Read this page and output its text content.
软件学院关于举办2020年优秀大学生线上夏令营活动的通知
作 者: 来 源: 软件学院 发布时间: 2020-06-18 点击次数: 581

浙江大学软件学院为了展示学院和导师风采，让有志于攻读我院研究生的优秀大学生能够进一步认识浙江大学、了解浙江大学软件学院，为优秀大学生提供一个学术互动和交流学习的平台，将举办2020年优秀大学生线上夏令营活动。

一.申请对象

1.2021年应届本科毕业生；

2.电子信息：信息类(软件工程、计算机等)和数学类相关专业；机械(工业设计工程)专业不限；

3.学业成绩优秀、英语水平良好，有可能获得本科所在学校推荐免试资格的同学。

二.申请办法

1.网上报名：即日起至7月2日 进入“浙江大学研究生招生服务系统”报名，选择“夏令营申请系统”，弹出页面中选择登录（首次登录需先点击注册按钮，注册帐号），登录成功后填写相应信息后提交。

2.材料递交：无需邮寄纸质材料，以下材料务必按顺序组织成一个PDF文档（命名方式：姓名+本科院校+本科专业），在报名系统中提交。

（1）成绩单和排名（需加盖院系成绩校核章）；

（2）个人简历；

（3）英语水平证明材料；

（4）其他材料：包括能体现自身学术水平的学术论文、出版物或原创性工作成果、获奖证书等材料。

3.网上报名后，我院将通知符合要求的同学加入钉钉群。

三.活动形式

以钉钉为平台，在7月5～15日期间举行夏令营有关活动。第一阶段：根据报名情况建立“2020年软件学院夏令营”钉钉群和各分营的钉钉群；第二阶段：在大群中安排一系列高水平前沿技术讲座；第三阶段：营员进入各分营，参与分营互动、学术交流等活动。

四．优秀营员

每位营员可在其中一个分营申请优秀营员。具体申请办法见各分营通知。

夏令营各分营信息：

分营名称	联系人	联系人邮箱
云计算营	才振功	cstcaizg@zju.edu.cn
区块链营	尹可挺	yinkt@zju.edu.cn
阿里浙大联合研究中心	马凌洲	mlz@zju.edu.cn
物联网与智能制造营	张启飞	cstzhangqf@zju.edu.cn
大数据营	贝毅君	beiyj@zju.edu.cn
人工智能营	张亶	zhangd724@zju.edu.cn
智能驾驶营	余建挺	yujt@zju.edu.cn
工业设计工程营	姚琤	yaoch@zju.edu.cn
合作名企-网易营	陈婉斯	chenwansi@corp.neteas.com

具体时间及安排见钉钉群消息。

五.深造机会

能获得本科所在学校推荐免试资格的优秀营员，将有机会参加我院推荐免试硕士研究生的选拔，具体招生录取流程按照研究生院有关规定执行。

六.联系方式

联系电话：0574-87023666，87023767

══════════════════════════════

### EXERCISE REQUIREMENTS
From the preceding material, extract every line exactly.

### RESPONSE TO THIS EXERCISE
Read this page and output its text content.
软件学院关于举办2020年优秀大学生线上夏令营活动的通知
作 者: 来 源: 软件学院 发布时间: 2020-06-18 点击次数: 581

浙江大学软件学院为了展示学院和导师风采，让有志于攻读我院研究生的优秀大学生能够进一步认识浙江大学、了解浙江大学软件学院，为优秀大学生提供一个学术互动和交流学习的平台，将举办2020年优秀大学生线上夏令营活动。

一.申请对象

1.2021年应届本科毕业生；

2.电子信息：信息类(软件工程、计算机等)和数学类相关专业；机械(工业设计工程)专业不限；

3.学业成绩优秀、英语水平良好，有可能获得本科所在学校推荐免试资格的同学。

二.申请办法

1.网上报名：即日起至7月2日 进入“浙江大学研究生招生服务系统”报名，选择“夏令营申请系统”，弹出页面中选择登录（首次登录需先点击注册按钮，注册帐号），登录成功后填写相应信息后提交。

2.材料递交：无需邮寄纸质材料，以下材料务必按顺序组织成一个PDF文档（命名方式：姓名+本科院校+本科专业），在报名系统中提交。

（1）成绩单和排名（需加盖院系成绩校核章）；

（2）个人简历；

（3）英语水平证明材料；

（4）其他材料：包括能体现自身学术水平的学术论文、出版物或原创性工作成果、获奖证书等材料。

3.网上报名后，我院将通知符合要求的同学加入钉钉群。

三.活动形式

以钉钉为平台，在7月5～15日期间举行夏令营有关活动。第一阶段：根据报名情况建立“2020年软件学院夏令营”钉钉群和各分营的钉钉群；第二阶段：在大群中安排一系列高水平前沿技术讲座；第三阶段：营员进入各分营，参与分营互动、学术交流等活动。

四．优秀营员

每位营员可在其中一个分营申请优秀营员。具体申请办法见各分营通知。

夏令营各分营信息：

分营名称	联系人	联系人邮箱
云计算营	才振功	cstcaizg@zju.edu.cn
区块链营	尹可挺	yinkt@zju.edu.cn
阿里浙大联合研究中心	马凌洲	mlz@zju.edu.cn
物联网与智能制造营	张启飞	cstzhangqf@zju.edu.cn
大数据营	贝毅君	beiyj@zju.edu.cn
人工智能营	张亶	zhangd724@zju.edu.cn
智能驾驶营	余建挺	yujt@zju.edu.cn
工业设计工程营	姚琤	yaoch@zju.edu.cn
合作名企-网易营	陈婉斯	chenwansi@corp.neteas.com

具体时间及安排见钉钉群消息。

五.深造机会

能获得本科所在学校推荐免试资格的优秀营员，将有机会参加我院推荐免试硕士研究生的选拔，具体招生录取流程按照研究生院有关规定执行。

六.联系方式

联系电话：0574-87023666，87023767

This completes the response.